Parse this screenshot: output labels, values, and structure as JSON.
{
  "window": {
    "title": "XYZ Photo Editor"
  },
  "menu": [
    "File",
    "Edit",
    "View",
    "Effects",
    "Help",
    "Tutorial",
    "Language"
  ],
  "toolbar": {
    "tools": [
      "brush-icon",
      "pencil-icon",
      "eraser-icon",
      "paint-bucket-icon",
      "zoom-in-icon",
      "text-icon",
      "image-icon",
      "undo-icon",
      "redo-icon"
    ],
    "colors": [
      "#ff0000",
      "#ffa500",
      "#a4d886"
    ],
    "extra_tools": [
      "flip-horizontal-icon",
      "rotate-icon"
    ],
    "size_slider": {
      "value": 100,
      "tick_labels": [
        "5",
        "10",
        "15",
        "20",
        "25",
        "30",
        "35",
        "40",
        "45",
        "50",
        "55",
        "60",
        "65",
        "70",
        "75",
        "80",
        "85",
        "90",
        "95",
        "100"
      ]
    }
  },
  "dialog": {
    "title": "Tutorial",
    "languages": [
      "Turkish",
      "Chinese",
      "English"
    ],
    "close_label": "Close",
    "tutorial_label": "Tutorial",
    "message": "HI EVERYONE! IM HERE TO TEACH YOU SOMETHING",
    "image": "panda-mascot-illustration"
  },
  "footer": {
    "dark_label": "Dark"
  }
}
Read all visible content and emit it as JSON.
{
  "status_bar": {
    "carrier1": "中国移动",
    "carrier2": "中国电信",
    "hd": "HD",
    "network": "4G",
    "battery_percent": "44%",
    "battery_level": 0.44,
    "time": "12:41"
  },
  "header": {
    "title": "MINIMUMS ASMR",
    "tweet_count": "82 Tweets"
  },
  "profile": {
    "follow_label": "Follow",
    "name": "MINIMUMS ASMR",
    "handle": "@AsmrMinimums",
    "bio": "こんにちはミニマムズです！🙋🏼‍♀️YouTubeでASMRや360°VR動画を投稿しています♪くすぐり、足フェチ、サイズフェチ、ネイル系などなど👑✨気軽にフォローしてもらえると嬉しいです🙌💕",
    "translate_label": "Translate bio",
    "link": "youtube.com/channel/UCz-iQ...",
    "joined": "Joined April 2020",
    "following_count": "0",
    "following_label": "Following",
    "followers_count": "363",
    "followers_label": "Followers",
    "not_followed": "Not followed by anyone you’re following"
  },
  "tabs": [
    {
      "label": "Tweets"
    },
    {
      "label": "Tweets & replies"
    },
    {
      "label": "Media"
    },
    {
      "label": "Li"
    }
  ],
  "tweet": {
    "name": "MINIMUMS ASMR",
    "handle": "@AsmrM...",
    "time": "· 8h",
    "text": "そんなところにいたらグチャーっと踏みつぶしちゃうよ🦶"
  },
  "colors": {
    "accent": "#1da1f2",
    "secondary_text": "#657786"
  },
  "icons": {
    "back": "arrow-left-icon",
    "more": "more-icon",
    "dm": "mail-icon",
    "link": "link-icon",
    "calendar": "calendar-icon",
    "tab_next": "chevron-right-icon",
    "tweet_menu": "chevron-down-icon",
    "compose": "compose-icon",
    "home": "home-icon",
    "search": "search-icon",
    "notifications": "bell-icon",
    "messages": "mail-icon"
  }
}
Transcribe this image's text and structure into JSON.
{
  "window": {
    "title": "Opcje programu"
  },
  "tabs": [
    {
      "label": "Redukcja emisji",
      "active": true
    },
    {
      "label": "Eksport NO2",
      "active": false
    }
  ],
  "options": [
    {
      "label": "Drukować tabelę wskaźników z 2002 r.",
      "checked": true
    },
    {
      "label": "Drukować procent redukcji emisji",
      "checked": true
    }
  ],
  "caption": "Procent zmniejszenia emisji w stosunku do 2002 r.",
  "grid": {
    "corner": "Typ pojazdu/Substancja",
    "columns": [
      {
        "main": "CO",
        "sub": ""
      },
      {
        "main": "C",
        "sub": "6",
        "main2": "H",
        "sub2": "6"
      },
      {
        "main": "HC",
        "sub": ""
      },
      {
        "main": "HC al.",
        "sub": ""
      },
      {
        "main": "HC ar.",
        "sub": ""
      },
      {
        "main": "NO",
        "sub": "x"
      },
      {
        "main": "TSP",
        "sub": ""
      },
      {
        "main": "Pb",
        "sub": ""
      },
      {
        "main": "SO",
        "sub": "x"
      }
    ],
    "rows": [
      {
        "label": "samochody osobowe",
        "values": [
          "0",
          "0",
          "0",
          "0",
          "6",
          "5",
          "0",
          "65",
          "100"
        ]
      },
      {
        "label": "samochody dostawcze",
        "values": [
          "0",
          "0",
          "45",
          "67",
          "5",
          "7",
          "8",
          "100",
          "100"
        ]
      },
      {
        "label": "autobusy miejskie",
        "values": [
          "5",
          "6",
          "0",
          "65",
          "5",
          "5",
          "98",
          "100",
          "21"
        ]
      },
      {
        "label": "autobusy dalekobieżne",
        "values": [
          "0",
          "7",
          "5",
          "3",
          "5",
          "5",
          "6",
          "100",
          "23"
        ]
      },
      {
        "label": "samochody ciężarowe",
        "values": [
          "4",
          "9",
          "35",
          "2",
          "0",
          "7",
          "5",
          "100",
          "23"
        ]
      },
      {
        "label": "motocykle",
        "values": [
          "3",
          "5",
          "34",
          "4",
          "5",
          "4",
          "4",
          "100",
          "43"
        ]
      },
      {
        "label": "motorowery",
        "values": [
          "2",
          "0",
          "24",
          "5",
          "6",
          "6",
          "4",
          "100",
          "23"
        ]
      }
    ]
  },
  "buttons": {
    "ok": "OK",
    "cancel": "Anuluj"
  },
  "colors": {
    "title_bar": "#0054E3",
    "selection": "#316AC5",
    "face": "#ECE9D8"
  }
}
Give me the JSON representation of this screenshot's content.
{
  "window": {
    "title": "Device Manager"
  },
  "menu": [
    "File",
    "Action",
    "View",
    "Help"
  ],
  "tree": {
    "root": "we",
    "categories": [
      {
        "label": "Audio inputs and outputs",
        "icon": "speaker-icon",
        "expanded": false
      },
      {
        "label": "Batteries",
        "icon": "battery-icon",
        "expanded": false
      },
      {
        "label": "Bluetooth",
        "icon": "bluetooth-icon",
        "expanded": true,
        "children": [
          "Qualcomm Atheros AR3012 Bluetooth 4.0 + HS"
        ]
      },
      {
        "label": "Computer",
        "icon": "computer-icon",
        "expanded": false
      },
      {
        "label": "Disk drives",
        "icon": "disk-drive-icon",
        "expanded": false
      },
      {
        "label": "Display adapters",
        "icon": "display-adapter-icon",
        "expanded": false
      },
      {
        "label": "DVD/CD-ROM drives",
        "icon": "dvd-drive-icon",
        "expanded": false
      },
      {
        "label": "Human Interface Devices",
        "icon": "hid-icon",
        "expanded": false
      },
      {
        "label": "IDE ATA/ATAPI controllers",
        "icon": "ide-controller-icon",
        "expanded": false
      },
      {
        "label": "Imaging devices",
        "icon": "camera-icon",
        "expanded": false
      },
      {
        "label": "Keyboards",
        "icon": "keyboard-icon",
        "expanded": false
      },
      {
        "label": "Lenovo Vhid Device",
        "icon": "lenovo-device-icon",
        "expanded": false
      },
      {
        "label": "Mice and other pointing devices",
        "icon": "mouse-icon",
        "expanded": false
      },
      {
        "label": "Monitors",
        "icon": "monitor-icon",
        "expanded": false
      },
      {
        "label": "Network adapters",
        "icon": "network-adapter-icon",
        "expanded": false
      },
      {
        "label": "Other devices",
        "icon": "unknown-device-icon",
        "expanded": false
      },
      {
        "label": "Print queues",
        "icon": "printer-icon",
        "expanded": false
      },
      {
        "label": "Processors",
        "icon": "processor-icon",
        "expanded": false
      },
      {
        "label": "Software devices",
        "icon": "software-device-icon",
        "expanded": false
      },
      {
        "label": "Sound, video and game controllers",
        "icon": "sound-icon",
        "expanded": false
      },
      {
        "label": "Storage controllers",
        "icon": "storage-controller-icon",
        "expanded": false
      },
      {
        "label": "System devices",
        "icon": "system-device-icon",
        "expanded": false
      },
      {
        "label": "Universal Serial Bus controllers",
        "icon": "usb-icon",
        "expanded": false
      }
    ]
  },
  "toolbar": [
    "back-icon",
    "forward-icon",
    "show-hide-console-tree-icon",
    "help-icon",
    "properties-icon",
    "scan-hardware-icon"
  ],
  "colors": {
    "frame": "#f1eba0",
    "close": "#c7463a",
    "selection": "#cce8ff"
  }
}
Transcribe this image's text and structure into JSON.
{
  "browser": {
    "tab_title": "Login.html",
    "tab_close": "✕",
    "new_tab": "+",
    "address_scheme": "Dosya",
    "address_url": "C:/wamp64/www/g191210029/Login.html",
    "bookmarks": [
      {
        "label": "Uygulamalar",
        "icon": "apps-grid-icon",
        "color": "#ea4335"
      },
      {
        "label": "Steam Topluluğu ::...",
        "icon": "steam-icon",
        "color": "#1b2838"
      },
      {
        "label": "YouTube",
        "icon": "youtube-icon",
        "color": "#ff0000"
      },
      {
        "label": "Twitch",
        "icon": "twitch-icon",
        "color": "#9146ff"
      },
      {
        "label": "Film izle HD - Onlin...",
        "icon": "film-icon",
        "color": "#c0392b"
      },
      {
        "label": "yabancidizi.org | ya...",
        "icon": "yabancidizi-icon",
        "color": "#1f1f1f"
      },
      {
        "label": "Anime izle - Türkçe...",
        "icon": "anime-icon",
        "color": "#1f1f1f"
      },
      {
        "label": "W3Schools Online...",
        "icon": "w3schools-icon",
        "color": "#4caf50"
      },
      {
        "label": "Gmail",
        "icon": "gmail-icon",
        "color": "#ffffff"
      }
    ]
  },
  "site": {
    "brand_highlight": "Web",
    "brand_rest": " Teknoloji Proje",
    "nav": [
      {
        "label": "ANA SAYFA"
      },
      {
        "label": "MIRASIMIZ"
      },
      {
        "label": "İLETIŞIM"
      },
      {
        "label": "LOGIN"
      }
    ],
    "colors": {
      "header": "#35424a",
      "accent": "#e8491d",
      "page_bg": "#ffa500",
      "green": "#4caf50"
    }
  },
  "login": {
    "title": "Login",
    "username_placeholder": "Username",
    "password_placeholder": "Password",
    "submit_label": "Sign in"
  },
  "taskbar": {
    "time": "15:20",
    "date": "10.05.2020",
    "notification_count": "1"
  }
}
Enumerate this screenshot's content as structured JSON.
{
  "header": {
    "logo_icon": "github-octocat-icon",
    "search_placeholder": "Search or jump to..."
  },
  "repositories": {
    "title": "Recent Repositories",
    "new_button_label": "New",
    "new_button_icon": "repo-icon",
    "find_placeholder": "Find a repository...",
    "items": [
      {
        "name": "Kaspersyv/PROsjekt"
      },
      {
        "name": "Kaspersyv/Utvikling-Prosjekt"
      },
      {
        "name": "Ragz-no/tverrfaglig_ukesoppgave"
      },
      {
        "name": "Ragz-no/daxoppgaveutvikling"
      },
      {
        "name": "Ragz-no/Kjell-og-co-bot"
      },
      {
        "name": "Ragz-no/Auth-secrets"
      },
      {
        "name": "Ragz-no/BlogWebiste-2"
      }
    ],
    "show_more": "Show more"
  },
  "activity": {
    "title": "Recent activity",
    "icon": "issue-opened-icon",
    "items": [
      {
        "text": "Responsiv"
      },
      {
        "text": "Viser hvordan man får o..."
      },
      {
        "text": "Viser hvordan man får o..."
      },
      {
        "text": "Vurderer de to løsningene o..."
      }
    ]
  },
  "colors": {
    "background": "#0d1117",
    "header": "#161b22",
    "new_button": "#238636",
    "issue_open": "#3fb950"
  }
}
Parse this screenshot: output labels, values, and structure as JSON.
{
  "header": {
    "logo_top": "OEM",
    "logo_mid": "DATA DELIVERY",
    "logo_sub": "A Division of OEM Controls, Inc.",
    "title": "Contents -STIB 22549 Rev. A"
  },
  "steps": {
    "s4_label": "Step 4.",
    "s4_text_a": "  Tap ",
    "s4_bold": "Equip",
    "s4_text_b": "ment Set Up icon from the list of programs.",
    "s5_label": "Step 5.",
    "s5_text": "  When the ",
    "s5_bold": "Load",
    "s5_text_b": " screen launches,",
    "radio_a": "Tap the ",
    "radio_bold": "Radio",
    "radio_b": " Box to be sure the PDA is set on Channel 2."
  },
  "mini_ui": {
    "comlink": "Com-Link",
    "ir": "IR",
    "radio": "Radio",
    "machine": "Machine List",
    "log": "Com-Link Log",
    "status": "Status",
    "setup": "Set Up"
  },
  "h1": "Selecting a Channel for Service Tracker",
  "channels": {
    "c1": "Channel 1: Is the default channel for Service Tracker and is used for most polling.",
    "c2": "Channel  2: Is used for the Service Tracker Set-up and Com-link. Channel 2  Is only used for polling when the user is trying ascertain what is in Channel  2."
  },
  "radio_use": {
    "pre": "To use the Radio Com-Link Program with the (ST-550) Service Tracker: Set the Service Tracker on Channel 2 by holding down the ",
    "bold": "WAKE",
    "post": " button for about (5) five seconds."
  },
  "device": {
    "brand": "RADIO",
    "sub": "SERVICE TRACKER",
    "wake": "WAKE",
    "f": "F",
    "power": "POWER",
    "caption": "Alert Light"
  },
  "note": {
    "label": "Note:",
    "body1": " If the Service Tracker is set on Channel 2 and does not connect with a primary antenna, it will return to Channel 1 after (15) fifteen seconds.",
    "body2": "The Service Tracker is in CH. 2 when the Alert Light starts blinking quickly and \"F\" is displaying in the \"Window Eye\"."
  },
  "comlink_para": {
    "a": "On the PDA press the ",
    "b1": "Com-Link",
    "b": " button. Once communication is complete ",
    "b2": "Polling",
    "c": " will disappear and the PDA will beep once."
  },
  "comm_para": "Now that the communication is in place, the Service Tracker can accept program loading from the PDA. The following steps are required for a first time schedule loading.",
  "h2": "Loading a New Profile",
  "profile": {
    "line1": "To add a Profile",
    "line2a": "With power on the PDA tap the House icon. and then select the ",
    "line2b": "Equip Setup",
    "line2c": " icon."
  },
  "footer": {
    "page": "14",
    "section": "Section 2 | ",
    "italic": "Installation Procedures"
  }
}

^^^^^^^^

AIM OF THE EXERCISE:
Identify and copy all lines with the word "power".

SOLUTION TO THE EXERCISE:
    "power": "POWER",
    "line2a": "With power on the PDA tap the House icon. and then select the ",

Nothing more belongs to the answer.